-- Opening Marker --

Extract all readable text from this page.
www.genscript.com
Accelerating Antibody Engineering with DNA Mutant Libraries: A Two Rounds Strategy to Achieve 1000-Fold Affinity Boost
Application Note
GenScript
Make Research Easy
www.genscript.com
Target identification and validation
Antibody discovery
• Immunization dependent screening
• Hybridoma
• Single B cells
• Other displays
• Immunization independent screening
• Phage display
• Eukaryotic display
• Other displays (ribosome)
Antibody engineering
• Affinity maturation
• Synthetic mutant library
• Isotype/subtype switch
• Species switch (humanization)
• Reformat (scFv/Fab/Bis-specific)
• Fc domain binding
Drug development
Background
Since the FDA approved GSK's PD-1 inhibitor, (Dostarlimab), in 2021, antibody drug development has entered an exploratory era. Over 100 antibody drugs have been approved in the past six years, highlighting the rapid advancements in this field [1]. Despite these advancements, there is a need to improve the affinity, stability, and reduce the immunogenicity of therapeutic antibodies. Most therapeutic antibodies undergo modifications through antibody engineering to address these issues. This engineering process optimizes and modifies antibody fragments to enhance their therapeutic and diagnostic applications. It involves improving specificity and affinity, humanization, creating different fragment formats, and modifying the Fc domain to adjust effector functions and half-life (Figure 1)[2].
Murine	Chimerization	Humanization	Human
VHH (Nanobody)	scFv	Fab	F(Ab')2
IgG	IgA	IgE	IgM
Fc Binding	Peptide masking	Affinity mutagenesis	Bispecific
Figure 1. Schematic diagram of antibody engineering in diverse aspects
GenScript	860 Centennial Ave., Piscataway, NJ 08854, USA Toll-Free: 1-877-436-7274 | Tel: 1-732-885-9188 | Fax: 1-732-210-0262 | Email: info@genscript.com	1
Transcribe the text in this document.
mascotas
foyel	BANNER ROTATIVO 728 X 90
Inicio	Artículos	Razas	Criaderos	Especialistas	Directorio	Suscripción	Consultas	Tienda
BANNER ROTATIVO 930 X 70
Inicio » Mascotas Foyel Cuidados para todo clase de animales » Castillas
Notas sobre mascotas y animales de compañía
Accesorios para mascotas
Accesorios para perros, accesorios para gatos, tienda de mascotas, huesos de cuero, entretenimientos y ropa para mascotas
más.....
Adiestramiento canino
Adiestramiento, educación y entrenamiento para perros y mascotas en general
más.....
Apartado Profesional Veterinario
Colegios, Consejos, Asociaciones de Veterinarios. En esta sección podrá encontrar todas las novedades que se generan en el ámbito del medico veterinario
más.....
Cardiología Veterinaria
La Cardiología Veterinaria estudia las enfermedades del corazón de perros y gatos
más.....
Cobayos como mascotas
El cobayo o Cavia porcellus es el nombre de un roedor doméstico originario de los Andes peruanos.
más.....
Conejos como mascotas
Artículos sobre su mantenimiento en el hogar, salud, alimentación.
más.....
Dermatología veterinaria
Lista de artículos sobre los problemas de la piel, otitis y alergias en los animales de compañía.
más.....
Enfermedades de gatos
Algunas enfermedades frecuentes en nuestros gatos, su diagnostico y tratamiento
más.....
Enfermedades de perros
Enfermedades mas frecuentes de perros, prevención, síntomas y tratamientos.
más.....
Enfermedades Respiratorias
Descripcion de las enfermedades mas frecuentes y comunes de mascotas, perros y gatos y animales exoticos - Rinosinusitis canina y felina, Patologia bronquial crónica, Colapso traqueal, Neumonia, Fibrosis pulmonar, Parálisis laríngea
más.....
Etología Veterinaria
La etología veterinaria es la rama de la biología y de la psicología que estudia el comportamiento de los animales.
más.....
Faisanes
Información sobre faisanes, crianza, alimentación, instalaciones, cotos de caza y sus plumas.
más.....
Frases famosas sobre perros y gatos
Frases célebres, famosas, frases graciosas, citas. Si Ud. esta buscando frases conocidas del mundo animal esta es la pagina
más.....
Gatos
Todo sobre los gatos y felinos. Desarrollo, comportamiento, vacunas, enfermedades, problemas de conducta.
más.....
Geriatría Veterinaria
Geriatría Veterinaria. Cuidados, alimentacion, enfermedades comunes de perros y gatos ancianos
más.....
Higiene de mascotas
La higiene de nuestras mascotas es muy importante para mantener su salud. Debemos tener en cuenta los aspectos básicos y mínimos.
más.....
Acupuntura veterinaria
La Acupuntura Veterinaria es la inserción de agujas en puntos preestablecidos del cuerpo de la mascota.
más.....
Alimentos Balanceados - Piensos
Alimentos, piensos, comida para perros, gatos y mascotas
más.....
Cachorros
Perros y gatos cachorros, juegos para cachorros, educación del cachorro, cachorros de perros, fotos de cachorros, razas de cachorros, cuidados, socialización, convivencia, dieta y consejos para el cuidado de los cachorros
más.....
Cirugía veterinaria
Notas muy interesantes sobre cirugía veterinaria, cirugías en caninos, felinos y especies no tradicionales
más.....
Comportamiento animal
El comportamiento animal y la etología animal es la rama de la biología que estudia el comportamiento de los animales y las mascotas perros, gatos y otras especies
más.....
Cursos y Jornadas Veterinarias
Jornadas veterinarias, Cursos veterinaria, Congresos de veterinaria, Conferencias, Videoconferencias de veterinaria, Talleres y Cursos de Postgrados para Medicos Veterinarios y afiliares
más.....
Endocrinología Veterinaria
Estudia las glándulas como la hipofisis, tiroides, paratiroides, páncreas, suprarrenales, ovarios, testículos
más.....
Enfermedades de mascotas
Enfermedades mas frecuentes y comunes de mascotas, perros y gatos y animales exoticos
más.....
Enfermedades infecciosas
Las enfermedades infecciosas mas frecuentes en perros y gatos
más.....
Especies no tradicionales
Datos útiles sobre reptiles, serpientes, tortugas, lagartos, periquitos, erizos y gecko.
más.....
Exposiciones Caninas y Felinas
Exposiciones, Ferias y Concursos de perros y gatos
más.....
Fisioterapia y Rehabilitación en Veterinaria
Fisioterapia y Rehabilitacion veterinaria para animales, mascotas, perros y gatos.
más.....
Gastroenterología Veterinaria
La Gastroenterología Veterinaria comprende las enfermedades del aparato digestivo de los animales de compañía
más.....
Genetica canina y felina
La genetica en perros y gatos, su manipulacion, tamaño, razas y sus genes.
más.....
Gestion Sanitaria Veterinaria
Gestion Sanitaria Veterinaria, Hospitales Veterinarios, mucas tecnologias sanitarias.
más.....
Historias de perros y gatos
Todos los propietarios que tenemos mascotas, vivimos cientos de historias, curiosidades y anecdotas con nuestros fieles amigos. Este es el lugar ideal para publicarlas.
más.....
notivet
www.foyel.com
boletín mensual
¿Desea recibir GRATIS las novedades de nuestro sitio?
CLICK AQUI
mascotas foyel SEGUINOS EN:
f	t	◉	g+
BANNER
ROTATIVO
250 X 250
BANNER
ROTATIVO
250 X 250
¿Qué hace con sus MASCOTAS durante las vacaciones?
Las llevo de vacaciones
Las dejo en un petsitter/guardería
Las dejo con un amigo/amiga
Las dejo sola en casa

-- Closing Marker --

- **Problem**:
Write out all of the records once more, exactly.

- **Result**:
Extract all readable text from this page.
www.genscript.com
Accelerating Antibody Engineering with DNA Mutant Libraries: A Two Rounds Strategy to Achieve 1000-Fold Affinity Boost
Application Note
GenScript
Make Research Easy
www.genscript.com
Target identification and validation
Antibody discovery
• Immunization dependent screening
• Hybridoma
• Single B cells
• Other displays
• Immunization independent screening
• Phage display
• Eukaryotic display
• Other displays (ribosome)
Antibody engineering
• Affinity maturation
• Synthetic mutant library
• Isotype/subtype switch
• Species switch (humanization)
• Reformat (scFv/Fab/Bis-specific)
• Fc domain binding
Drug development
Background
Since the FDA approved GSK's PD-1 inhibitor, (Dostarlimab), in 2021, antibody drug development has entered an exploratory era. Over 100 antibody drugs have been approved in the past six years, highlighting the rapid advancements in this field [1]. Despite these advancements, there is a need to improve the affinity, stability, and reduce the immunogenicity of therapeutic antibodies. Most therapeutic antibodies undergo modifications through antibody engineering to address these issues. This engineering process optimizes and modifies antibody fragments to enhance their therapeutic and diagnostic applications. It involves improving specificity and affinity, humanization, creating different fragment formats, and modifying the Fc domain to adjust effector functions and half-life (Figure 1)[2].
Murine	Chimerization	Humanization	Human
VHH (Nanobody)	scFv	Fab	F(Ab')2
IgG	IgA	IgE	IgM
Fc Binding	Peptide masking	Affinity mutagenesis	Bispecific
Figure 1. Schematic diagram of antibody engineering in diverse aspects
GenScript	860 Centennial Ave., Piscataway, NJ 08854, USA Toll-Free: 1-877-436-7274 | Tel: 1-732-885-9188 | Fax: 1-732-210-0262 | Email: info@genscript.com	1
Transcribe the text in this document.
mascotas
foyel	BANNER ROTATIVO 728 X 90
Inicio	Artículos	Razas	Criaderos	Especialistas	Directorio	Suscripción	Consultas	Tienda
BANNER ROTATIVO 930 X 70
Inicio » Mascotas Foyel Cuidados para todo clase de animales » Castillas
Notas sobre mascotas y animales de compañía
Accesorios para mascotas
Accesorios para perros, accesorios para gatos, tienda de mascotas, huesos de cuero, entretenimientos y ropa para mascotas
más.....
Adiestramiento canino
Adiestramiento, educación y entrenamiento para perros y mascotas en general
más.....
Apartado Profesional Veterinario
Colegios, Consejos, Asociaciones de Veterinarios. En esta sección podrá encontrar todas las novedades que se generan en el ámbito del medico veterinario
más.....
Cardiología Veterinaria
La Cardiología Veterinaria estudia las enfermedades del corazón de perros y gatos
más.....
Cobayos como mascotas
El cobayo o Cavia porcellus es el nombre de un roedor doméstico originario de los Andes peruanos.
más.....
Conejos como mascotas
Artículos sobre su mantenimiento en el hogar, salud, alimentación.
más.....
Dermatología veterinaria
Lista de artículos sobre los problemas de la piel, otitis y alergias en los animales de compañía.
más.....
Enfermedades de gatos
Algunas enfermedades frecuentes en nuestros gatos, su diagnostico y tratamiento
más.....
Enfermedades de perros
Enfermedades mas frecuentes de perros, prevención, síntomas y tratamientos.
más.....
Enfermedades Respiratorias
Descripcion de las enfermedades mas frecuentes y comunes de mascotas, perros y gatos y animales exoticos - Rinosinusitis canina y felina, Patologia bronquial crónica, Colapso traqueal, Neumonia, Fibrosis pulmonar, Parálisis laríngea
más.....
Etología Veterinaria
La etología veterinaria es la rama de la biología y de la psicología que estudia el comportamiento de los animales.
más.....
Faisanes
Información sobre faisanes, crianza, alimentación, instalaciones, cotos de caza y sus plumas.
más.....
Frases famosas sobre perros y gatos
Frases célebres, famosas, frases graciosas, citas. Si Ud. esta buscando frases conocidas del mundo animal esta es la pagina
más.....
Gatos
Todo sobre los gatos y felinos. Desarrollo, comportamiento, vacunas, enfermedades, problemas de conducta.
más.....
Geriatría Veterinaria
Geriatría Veterinaria. Cuidados, alimentacion, enfermedades comunes de perros y gatos ancianos
más.....
Higiene de mascotas
La higiene de nuestras mascotas es muy importante para mantener su salud. Debemos tener en cuenta los aspectos básicos y mínimos.
más.....
Acupuntura veterinaria
La Acupuntura Veterinaria es la inserción de agujas en puntos preestablecidos del cuerpo de la mascota.
más.....
Alimentos Balanceados - Piensos
Alimentos, piensos, comida para perros, gatos y mascotas
más.....
Cachorros
Perros y gatos cachorros, juegos para cachorros, educación del cachorro, cachorros de perros, fotos de cachorros, razas de cachorros, cuidados, socialización, convivencia, dieta y consejos para el cuidado de los cachorros
más.....
Cirugía veterinaria
Notas muy interesantes sobre cirugía veterinaria, cirugías en caninos, felinos y especies no tradicionales
más.....
Comportamiento animal
El comportamiento animal y la etología animal es la rama de la biología que estudia el comportamiento de los animales y las mascotas perros, gatos y otras especies
más.....
Cursos y Jornadas Veterinarias
Jornadas veterinarias, Cursos veterinaria, Congresos de veterinaria, Conferencias, Videoconferencias de veterinaria, Talleres y Cursos de Postgrados para Medicos Veterinarios y afiliares
más.....
Endocrinología Veterinaria
Estudia las glándulas como la hipofisis, tiroides, paratiroides, páncreas, suprarrenales, ovarios, testículos
más.....
Enfermedades de mascotas
Enfermedades mas frecuentes y comunes de mascotas, perros y gatos y animales exoticos
más.....
Enfermedades infecciosas
Las enfermedades infecciosas mas frecuentes en perros y gatos
más.....
Especies no tradicionales
Datos útiles sobre reptiles, serpientes, tortugas, lagartos, periquitos, erizos y gecko.
más.....
Exposiciones Caninas y Felinas
Exposiciones, Ferias y Concursos de perros y gatos
más.....
Fisioterapia y Rehabilitación en Veterinaria
Fisioterapia y Rehabilitacion veterinaria para animales, mascotas, perros y gatos.
más.....
Gastroenterología Veterinaria
La Gastroenterología Veterinaria comprende las enfermedades del aparato digestivo de los animales de compañía
más.....
Genetica canina y felina
La genetica en perros y gatos, su manipulacion, tamaño, razas y sus genes.
más.....
Gestion Sanitaria Veterinaria
Gestion Sanitaria Veterinaria, Hospitales Veterinarios, mucas tecnologias sanitarias.
más.....
Historias de perros y gatos
Todos los propietarios que tenemos mascotas, vivimos cientos de historias, curiosidades y anecdotas con nuestros fieles amigos. Este es el lugar ideal para publicarlas.
más.....
notivet
www.foyel.com
boletín mensual
¿Desea recibir GRATIS las novedades de nuestro sitio?
CLICK AQUI
mascotas foyel SEGUINOS EN:
f	t	◉	g+
BANNER
ROTATIVO
250 X 250
BANNER
ROTATIVO
250 X 250
¿Qué hace con sus MASCOTAS durante las vacaciones?
Las llevo de vacaciones
Las dejo en un petsitter/guardería
Las dejo con un amigo/amiga
Las dejo sola en casa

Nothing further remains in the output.